▶ [Written task]
List each line of the data that holds the string "Coherence", please.

▶ [Data provided]

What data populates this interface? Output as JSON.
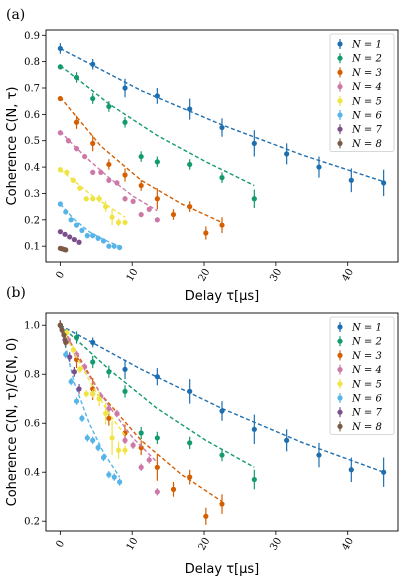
{
  "chart_data": [
    {
      "type": "scatter",
      "panel_label": "(a)",
      "xlabel": "Delay τ[μs]",
      "ylabel": "Coherence C(N, τ)",
      "xlim": [
        -2,
        47
      ],
      "ylim": [
        0.04,
        0.92
      ],
      "xticks": [
        0,
        10,
        20,
        30,
        40
      ],
      "yticks": [
        0.1,
        0.2,
        0.3,
        0.4,
        0.5,
        0.6,
        0.7,
        0.8,
        0.9
      ],
      "legend_position": "top-right",
      "series": [
        {
          "name": "N = 1",
          "color": "#1f6fb0",
          "x": [
            0,
            4.5,
            9,
            13.5,
            18,
            22.5,
            27,
            31.5,
            36,
            40.5,
            45
          ],
          "y": [
            0.85,
            0.79,
            0.7,
            0.67,
            0.62,
            0.55,
            0.49,
            0.45,
            0.4,
            0.35,
            0.34
          ],
          "yerr": [
            0.02,
            0.02,
            0.035,
            0.03,
            0.04,
            0.035,
            0.05,
            0.04,
            0.04,
            0.045,
            0.05
          ],
          "fit": [
            [
              0,
              0.85
            ],
            [
              11.25,
              0.69
            ],
            [
              22.5,
              0.56
            ],
            [
              33.75,
              0.445
            ],
            [
              45,
              0.345
            ]
          ]
        },
        {
          "name": "N = 2",
          "color": "#139a6e",
          "x": [
            0,
            2.25,
            4.5,
            6.75,
            9,
            11.25,
            13.5,
            18,
            22.5,
            27
          ],
          "y": [
            0.78,
            0.74,
            0.66,
            0.63,
            0.57,
            0.44,
            0.42,
            0.41,
            0.36,
            0.28
          ],
          "yerr": [
            0.01,
            0.02,
            0.02,
            0.02,
            0.02,
            0.02,
            0.02,
            0.02,
            0.02,
            0.035
          ],
          "fit": [
            [
              0,
              0.785
            ],
            [
              6.75,
              0.64
            ],
            [
              13.5,
              0.52
            ],
            [
              20.25,
              0.42
            ],
            [
              27,
              0.33
            ]
          ]
        },
        {
          "name": "N = 3",
          "color": "#d55e00",
          "x": [
            0,
            2.25,
            4.5,
            6.75,
            9,
            11.25,
            13.5,
            15.75,
            18,
            20.25,
            22.5
          ],
          "y": [
            0.66,
            0.57,
            0.49,
            0.41,
            0.37,
            0.33,
            0.28,
            0.22,
            0.25,
            0.15,
            0.18
          ],
          "yerr": [
            0.01,
            0.025,
            0.03,
            0.02,
            0.025,
            0.02,
            0.04,
            0.02,
            0.02,
            0.025,
            0.03
          ],
          "fit": [
            [
              0,
              0.665
            ],
            [
              5.6,
              0.48
            ],
            [
              11.25,
              0.35
            ],
            [
              16.9,
              0.26
            ],
            [
              22.5,
              0.19
            ]
          ]
        },
        {
          "name": "N = 4",
          "color": "#cc79a7",
          "x": [
            0,
            1.125,
            2.25,
            3.375,
            4.5,
            5.625,
            6.75,
            7.875,
            9,
            10.125,
            11.25,
            12.375,
            13.5
          ],
          "y": [
            0.53,
            0.5,
            0.47,
            0.44,
            0.38,
            0.38,
            0.35,
            0.34,
            0.28,
            0.27,
            0.22,
            0.24,
            0.2
          ],
          "yerr": [
            0.01,
            0.01,
            0.01,
            0.01,
            0.01,
            0.01,
            0.01,
            0.01,
            0.01,
            0.01,
            0.01,
            0.01,
            0.01
          ],
          "fit": [
            [
              0,
              0.535
            ],
            [
              3.4,
              0.44
            ],
            [
              6.75,
              0.36
            ],
            [
              10.1,
              0.29
            ],
            [
              13.5,
              0.235
            ]
          ]
        },
        {
          "name": "N = 5",
          "color": "#f0e442",
          "x": [
            0,
            0.9,
            1.8,
            2.7,
            3.6,
            4.5,
            5.4,
            6.3,
            7.2,
            8.1,
            9
          ],
          "y": [
            0.39,
            0.38,
            0.35,
            0.32,
            0.28,
            0.28,
            0.28,
            0.25,
            0.21,
            0.19,
            0.19
          ],
          "yerr": [
            0.01,
            0.01,
            0.01,
            0.01,
            0.01,
            0.01,
            0.015,
            0.02,
            0.03,
            0.015,
            0.01
          ],
          "fit": [
            [
              0,
              0.39
            ],
            [
              2.25,
              0.34
            ],
            [
              4.5,
              0.29
            ],
            [
              6.75,
              0.25
            ],
            [
              9,
              0.21
            ]
          ]
        },
        {
          "name": "N = 6",
          "color": "#56b4e9",
          "x": [
            0,
            0.75,
            1.5,
            2.25,
            3,
            3.75,
            4.5,
            5.25,
            6,
            6.75,
            7.5,
            8.25
          ],
          "y": [
            0.26,
            0.23,
            0.2,
            0.18,
            0.16,
            0.14,
            0.14,
            0.13,
            0.12,
            0.1,
            0.1,
            0.095
          ],
          "yerr": [
            0.01,
            0.01,
            0.01,
            0.01,
            0.01,
            0.01,
            0.01,
            0.01,
            0.01,
            0.01,
            0.01,
            0.01
          ],
          "fit": [
            [
              0,
              0.26
            ],
            [
              2,
              0.2
            ],
            [
              4,
              0.155
            ],
            [
              6,
              0.125
            ],
            [
              8.25,
              0.1
            ]
          ]
        },
        {
          "name": "N = 7",
          "color": "#7a4f8c",
          "x": [
            0,
            0.65,
            1.3,
            1.95,
            2.6
          ],
          "y": [
            0.155,
            0.145,
            0.135,
            0.125,
            0.115
          ],
          "yerr": [
            0.008,
            0.008,
            0.008,
            0.008,
            0.008
          ],
          "fit": []
        },
        {
          "name": "N = 8",
          "color": "#7b5a45",
          "x": [
            0,
            0.25,
            0.5,
            0.75
          ],
          "y": [
            0.092,
            0.09,
            0.088,
            0.086
          ],
          "yerr": [
            0.005,
            0.005,
            0.005,
            0.005
          ],
          "fit": []
        }
      ]
    },
    {
      "type": "scatter",
      "panel_label": "(b)",
      "xlabel": "Delay τ[μs]",
      "ylabel": "Coherence C(N, τ)/C(N, 0)",
      "xlim": [
        -2,
        47
      ],
      "ylim": [
        0.16,
        1.05
      ],
      "xticks": [
        0,
        10,
        20,
        30,
        40
      ],
      "yticks": [
        0.2,
        0.4,
        0.6,
        0.8,
        1.0
      ],
      "legend_position": "top-right",
      "series": [
        {
          "name": "N = 1",
          "color": "#1f6fb0",
          "x": [
            0,
            4.5,
            9,
            13.5,
            18,
            22.5,
            27,
            31.5,
            36,
            40.5,
            45
          ],
          "y": [
            1.0,
            0.93,
            0.82,
            0.79,
            0.73,
            0.65,
            0.575,
            0.53,
            0.47,
            0.41,
            0.4
          ],
          "yerr": [
            0.02,
            0.02,
            0.04,
            0.035,
            0.05,
            0.04,
            0.06,
            0.045,
            0.05,
            0.05,
            0.06
          ],
          "fit": [
            [
              0,
              1.0
            ],
            [
              11.25,
              0.82
            ],
            [
              22.5,
              0.66
            ],
            [
              33.75,
              0.52
            ],
            [
              45,
              0.4
            ]
          ]
        },
        {
          "name": "N = 2",
          "color": "#139a6e",
          "x": [
            0,
            2.25,
            4.5,
            6.75,
            9,
            11.25,
            13.5,
            18,
            22.5,
            27
          ],
          "y": [
            1.0,
            0.95,
            0.85,
            0.81,
            0.73,
            0.56,
            0.54,
            0.52,
            0.47,
            0.37
          ],
          "yerr": [
            0.015,
            0.025,
            0.025,
            0.025,
            0.025,
            0.025,
            0.025,
            0.025,
            0.025,
            0.04
          ],
          "fit": [
            [
              0,
              1.0
            ],
            [
              6.75,
              0.82
            ],
            [
              13.5,
              0.66
            ],
            [
              20.25,
              0.53
            ],
            [
              27,
              0.42
            ]
          ]
        },
        {
          "name": "N = 3",
          "color": "#d55e00",
          "x": [
            0,
            2.25,
            4.5,
            6.75,
            9,
            11.25,
            13.5,
            15.75,
            18,
            20.25,
            22.5
          ],
          "y": [
            1.0,
            0.86,
            0.74,
            0.62,
            0.56,
            0.5,
            0.42,
            0.33,
            0.38,
            0.22,
            0.27
          ],
          "yerr": [
            0.015,
            0.035,
            0.045,
            0.03,
            0.035,
            0.03,
            0.055,
            0.03,
            0.03,
            0.035,
            0.04
          ],
          "fit": [
            [
              0,
              1.0
            ],
            [
              5.6,
              0.72
            ],
            [
              11.25,
              0.53
            ],
            [
              16.9,
              0.39
            ],
            [
              22.5,
              0.28
            ]
          ]
        },
        {
          "name": "N = 4",
          "color": "#cc79a7",
          "x": [
            0,
            1.125,
            2.25,
            3.375,
            4.5,
            5.625,
            6.75,
            7.875,
            9,
            10.125,
            11.25,
            12.375,
            13.5
          ],
          "y": [
            1.0,
            0.94,
            0.88,
            0.83,
            0.72,
            0.71,
            0.66,
            0.64,
            0.53,
            0.51,
            0.42,
            0.45,
            0.32
          ],
          "yerr": [
            0.015,
            0.015,
            0.015,
            0.015,
            0.015,
            0.015,
            0.015,
            0.015,
            0.015,
            0.015,
            0.015,
            0.015,
            0.015
          ],
          "fit": [
            [
              0,
              1.0
            ],
            [
              3.4,
              0.82
            ],
            [
              6.75,
              0.67
            ],
            [
              10.1,
              0.54
            ],
            [
              13.5,
              0.44
            ]
          ]
        },
        {
          "name": "N = 5",
          "color": "#f0e442",
          "x": [
            0,
            0.9,
            1.8,
            2.7,
            3.6,
            4.5,
            5.4,
            6.3,
            7.2,
            8.1,
            9
          ],
          "y": [
            1.0,
            0.97,
            0.9,
            0.82,
            0.72,
            0.72,
            0.7,
            0.64,
            0.54,
            0.49,
            0.49
          ],
          "yerr": [
            0.015,
            0.015,
            0.015,
            0.015,
            0.015,
            0.015,
            0.03,
            0.045,
            0.07,
            0.035,
            0.02
          ],
          "fit": [
            [
              0,
              1.0
            ],
            [
              2.25,
              0.87
            ],
            [
              4.5,
              0.75
            ],
            [
              6.75,
              0.64
            ],
            [
              9,
              0.55
            ]
          ]
        },
        {
          "name": "N = 6",
          "color": "#56b4e9",
          "x": [
            0,
            0.75,
            1.5,
            2.25,
            3,
            3.75,
            4.5,
            5.25,
            6,
            6.75,
            7.5,
            8.25
          ],
          "y": [
            1.0,
            0.88,
            0.77,
            0.69,
            0.62,
            0.54,
            0.53,
            0.5,
            0.46,
            0.39,
            0.38,
            0.36
          ],
          "yerr": [
            0.015,
            0.015,
            0.015,
            0.015,
            0.015,
            0.015,
            0.015,
            0.015,
            0.015,
            0.015,
            0.015,
            0.015
          ],
          "fit": [
            [
              0,
              1.0
            ],
            [
              2,
              0.76
            ],
            [
              4,
              0.6
            ],
            [
              6,
              0.48
            ],
            [
              8.25,
              0.38
            ]
          ]
        },
        {
          "name": "N = 7",
          "color": "#7a4f8c",
          "x": [
            0,
            0.65,
            1.3,
            1.95,
            2.6
          ],
          "y": [
            1.0,
            0.94,
            0.87,
            0.81,
            0.74
          ],
          "yerr": [
            0.02,
            0.02,
            0.02,
            0.02,
            0.02
          ],
          "fit": []
        },
        {
          "name": "N = 8",
          "color": "#7b5a45",
          "x": [
            0,
            0.25,
            0.5,
            0.75
          ],
          "y": [
            1.0,
            0.98,
            0.96,
            0.93
          ],
          "yerr": [
            0.02,
            0.02,
            0.02,
            0.02
          ],
          "fit": []
        }
      ]
    }
  ]
}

▶ [Reply]
      "ylabel": "Coherence C(N, τ)",
      "ylabel": "Coherence C(N, τ)/C(N, 0)",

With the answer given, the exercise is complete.